The request: Select and copy out every line in the records containing "chứng".

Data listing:
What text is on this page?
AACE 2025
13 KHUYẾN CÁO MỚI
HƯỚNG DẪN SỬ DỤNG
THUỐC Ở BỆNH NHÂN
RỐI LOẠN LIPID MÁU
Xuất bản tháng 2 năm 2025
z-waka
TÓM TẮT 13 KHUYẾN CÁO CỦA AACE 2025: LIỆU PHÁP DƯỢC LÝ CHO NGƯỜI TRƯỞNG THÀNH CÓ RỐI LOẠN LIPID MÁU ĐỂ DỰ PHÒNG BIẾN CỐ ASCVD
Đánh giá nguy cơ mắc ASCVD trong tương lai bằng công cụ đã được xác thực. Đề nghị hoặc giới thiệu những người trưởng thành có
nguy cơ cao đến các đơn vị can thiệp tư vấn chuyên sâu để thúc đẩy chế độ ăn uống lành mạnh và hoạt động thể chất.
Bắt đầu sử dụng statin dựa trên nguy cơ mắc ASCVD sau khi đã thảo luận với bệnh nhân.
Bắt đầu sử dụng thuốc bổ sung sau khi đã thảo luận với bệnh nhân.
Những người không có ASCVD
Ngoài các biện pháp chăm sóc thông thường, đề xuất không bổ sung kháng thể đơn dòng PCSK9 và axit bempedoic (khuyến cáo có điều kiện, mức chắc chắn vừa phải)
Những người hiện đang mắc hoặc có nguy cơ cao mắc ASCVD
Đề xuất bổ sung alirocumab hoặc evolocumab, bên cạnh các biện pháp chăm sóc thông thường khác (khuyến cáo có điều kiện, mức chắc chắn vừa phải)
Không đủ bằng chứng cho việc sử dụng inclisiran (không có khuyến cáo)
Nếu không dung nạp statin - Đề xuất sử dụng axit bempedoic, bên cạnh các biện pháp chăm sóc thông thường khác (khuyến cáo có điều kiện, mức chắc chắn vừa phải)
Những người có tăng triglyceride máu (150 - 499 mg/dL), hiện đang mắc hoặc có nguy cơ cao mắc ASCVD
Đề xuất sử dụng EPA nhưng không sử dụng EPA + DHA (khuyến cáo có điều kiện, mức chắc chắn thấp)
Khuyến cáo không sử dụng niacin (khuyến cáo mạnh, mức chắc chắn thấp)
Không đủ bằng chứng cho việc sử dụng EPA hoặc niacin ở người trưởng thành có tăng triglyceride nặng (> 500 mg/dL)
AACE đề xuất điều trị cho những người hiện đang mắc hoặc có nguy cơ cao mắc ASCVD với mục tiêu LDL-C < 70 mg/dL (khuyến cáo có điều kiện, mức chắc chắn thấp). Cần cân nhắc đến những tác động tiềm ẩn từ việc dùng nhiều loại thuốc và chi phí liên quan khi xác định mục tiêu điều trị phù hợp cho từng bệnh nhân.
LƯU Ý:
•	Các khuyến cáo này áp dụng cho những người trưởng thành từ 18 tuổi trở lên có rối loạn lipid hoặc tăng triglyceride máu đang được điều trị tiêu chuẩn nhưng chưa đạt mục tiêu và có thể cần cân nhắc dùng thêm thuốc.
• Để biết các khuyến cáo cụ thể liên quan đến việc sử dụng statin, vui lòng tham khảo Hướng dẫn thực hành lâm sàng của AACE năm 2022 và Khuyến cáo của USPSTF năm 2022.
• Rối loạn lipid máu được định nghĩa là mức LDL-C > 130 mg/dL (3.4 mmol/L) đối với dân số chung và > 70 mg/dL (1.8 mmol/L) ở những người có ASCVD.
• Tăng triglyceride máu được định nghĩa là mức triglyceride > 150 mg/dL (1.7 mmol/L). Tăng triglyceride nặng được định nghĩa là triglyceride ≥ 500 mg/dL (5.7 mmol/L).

Solution to this problem:
Không đủ bằng chứng cho việc sử dụng inclisiran (không có khuyến cáo)
Không đủ bằng chứng cho việc sử dụng EPA hoặc niacin ở người trưởng thành có tăng triglyceride nặng (> 500 mg/dL)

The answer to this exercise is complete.